--- EXERCISE INSTRUCTIONS ---
Your task is to copy the material exactly.

— START OF DATA RECORDS —

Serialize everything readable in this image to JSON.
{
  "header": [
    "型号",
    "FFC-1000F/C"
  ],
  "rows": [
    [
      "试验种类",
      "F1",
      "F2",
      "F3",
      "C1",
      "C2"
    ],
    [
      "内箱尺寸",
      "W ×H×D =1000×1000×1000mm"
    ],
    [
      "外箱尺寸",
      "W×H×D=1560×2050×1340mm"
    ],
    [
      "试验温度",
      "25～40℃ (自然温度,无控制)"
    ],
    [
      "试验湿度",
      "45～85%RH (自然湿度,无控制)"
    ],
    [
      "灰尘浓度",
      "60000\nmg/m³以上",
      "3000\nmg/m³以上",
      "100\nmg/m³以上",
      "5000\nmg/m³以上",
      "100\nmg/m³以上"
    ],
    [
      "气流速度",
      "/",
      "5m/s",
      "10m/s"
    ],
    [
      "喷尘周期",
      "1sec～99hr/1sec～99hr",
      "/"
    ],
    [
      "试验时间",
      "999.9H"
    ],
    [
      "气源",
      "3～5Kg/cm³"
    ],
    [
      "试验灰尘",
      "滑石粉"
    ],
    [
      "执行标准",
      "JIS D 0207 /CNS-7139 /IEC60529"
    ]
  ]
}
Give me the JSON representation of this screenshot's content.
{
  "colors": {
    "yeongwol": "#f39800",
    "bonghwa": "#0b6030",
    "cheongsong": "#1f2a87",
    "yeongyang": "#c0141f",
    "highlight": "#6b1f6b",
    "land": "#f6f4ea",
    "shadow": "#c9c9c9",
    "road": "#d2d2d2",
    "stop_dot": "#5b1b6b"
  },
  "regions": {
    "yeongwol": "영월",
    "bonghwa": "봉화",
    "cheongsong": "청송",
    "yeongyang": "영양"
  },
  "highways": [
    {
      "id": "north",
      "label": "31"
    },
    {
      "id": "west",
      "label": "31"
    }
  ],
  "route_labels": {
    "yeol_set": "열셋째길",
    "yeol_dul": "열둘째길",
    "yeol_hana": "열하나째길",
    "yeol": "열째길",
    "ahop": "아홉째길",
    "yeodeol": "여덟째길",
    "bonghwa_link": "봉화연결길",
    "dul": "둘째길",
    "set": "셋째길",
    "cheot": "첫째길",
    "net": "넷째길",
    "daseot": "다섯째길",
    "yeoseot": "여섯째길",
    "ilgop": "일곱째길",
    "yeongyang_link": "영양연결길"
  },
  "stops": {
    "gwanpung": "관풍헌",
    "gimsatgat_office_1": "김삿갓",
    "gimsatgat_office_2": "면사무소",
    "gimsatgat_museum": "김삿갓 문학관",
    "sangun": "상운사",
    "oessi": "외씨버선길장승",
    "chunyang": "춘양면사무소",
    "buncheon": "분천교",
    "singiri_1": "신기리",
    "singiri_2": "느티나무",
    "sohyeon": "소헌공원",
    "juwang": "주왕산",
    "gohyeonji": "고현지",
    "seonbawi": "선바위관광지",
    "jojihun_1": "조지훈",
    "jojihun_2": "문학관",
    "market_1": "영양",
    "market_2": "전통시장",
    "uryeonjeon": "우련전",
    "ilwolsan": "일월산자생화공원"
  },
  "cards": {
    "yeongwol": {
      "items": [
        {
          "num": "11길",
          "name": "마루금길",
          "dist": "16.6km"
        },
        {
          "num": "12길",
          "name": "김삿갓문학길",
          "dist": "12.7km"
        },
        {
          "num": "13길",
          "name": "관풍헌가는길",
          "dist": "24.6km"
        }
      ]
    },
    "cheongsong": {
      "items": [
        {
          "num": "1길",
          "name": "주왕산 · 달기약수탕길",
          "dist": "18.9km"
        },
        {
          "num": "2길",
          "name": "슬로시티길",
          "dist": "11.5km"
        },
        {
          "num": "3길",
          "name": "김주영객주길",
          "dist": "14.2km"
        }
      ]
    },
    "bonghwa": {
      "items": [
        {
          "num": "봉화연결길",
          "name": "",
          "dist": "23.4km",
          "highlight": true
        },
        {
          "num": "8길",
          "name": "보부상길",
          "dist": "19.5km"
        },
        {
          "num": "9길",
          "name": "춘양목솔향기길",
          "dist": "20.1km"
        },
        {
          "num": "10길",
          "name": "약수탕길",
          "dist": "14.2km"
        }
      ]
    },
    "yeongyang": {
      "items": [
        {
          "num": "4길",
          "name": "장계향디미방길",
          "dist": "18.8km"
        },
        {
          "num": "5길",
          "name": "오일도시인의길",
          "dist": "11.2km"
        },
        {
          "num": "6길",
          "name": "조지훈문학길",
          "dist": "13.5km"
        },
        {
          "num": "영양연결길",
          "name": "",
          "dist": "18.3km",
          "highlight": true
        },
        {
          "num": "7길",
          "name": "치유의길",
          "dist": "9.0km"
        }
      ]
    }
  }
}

— END OF DATA RECORDS —

--- FINAL ANSWER ---
Serialize everything readable in this image to JSON.
{
  "header": [
    "型号",
    "FFC-1000F/C"
  ],
  "rows": [
    [
      "试验种类",
      "F1",
      "F2",
      "F3",
      "C1",
      "C2"
    ],
    [
      "内箱尺寸",
      "W ×H×D =1000×1000×1000mm"
    ],
    [
      "外箱尺寸",
      "W×H×D=1560×2050×1340mm"
    ],
    [
      "试验温度",
      "25～40℃ (自然温度,无控制)"
    ],
    [
      "试验湿度",
      "45～85%RH (自然湿度,无控制)"
    ],
    [
      "灰尘浓度",
      "60000\nmg/m³以上",
      "3000\nmg/m³以上",
      "100\nmg/m³以上",
      "5000\nmg/m³以上",
      "100\nmg/m³以上"
    ],
    [
      "气流速度",
      "/",
      "5m/s",
      "10m/s"
    ],
    [
      "喷尘周期",
      "1sec～99hr/1sec～99hr",
      "/"
    ],
    [
      "试验时间",
      "999.9H"
    ],
    [
      "气源",
      "3～5Kg/cm³"
    ],
    [
      "试验灰尘",
      "滑石粉"
    ],
    [
      "执行标准",
      "JIS D 0207 /CNS-7139 /IEC60529"
    ]
  ]
}
Give me the JSON representation of this screenshot's content.
{
  "colors": {
    "yeongwol": "#f39800",
    "bonghwa": "#0b6030",
    "cheongsong": "#1f2a87",
    "yeongyang": "#c0141f",
    "highlight": "#6b1f6b",
    "land": "#f6f4ea",
    "shadow": "#c9c9c9",
    "road": "#d2d2d2",
    "stop_dot": "#5b1b6b"
  },
  "regions": {
    "yeongwol": "영월",
    "bonghwa": "봉화",
    "cheongsong": "청송",
    "yeongyang": "영양"
  },
  "highways": [
    {
      "id": "north",
      "label": "31"
    },
    {
      "id": "west",
      "label": "31"
    }
  ],
  "route_labels": {
    "yeol_set": "열셋째길",
    "yeol_dul": "열둘째길",
    "yeol_hana": "열하나째길",
    "yeol": "열째길",
    "ahop": "아홉째길",
    "yeodeol": "여덟째길",
    "bonghwa_link": "봉화연결길",
    "dul": "둘째길",
    "set": "셋째길",
    "cheot": "첫째길",
    "net": "넷째길",
    "daseot": "다섯째길",
    "yeoseot": "여섯째길",
    "ilgop": "일곱째길",
    "yeongyang_link": "영양연결길"
  },
  "stops": {
    "gwanpung": "관풍헌",
    "gimsatgat_office_1": "김삿갓",
    "gimsatgat_office_2": "면사무소",
    "gimsatgat_museum": "김삿갓 문학관",
    "sangun": "상운사",
    "oessi": "외씨버선길장승",
    "chunyang": "춘양면사무소",
    "buncheon": "분천교",
    "singiri_1": "신기리",
    "singiri_2": "느티나무",
    "sohyeon": "소헌공원",
    "juwang": "주왕산",
    "gohyeonji": "고현지",
    "seonbawi": "선바위관광지",
    "jojihun_1": "조지훈",
    "jojihun_2": "문학관",
    "market_1": "영양",
    "market_2": "전통시장",
    "uryeonjeon": "우련전",
    "ilwolsan": "일월산자생화공원"
  },
  "cards": {
    "yeongwol": {
      "items": [
        {
          "num": "11길",
          "name": "마루금길",
          "dist": "16.6km"
        },
        {
          "num": "12길",
          "name": "김삿갓문학길",
          "dist": "12.7km"
        },
        {
          "num": "13길",
          "name": "관풍헌가는길",
          "dist": "24.6km"
        }
      ]
    },
    "cheongsong": {
      "items": [
        {
          "num": "1길",
          "name": "주왕산 · 달기약수탕길",
          "dist": "18.9km"
        },
        {
          "num": "2길",
          "name": "슬로시티길",
          "dist": "11.5km"
        },
        {
          "num": "3길",
          "name": "김주영객주길",
          "dist": "14.2km"
        }
      ]
    },
    "bonghwa": {
      "items": [
        {
          "num": "봉화연결길",
          "name": "",
          "dist": "23.4km",
          "highlight": true
        },
        {
          "num": "8길",
          "name": "보부상길",
          "dist": "19.5km"
        },
        {
          "num": "9길",
          "name": "춘양목솔향기길",
          "dist": "20.1km"
        },
        {
          "num": "10길",
          "name": "약수탕길",
          "dist": "14.2km"
        }
      ]
    },
    "yeongyang": {
      "items": [
        {
          "num": "4길",
          "name": "장계향디미방길",
          "dist": "18.8km"
        },
        {
          "num": "5길",
          "name": "오일도시인의길",
          "dist": "11.2km"
        },
        {
          "num": "6길",
          "name": "조지훈문학길",
          "dist": "13.5km"
        },
        {
          "num": "영양연결길",
          "name": "",
          "dist": "18.3km",
          "highlight": true
        },
        {
          "num": "7길",
          "name": "치유의길",
          "dist": "9.0km"
        }
      ]
    }
  }
}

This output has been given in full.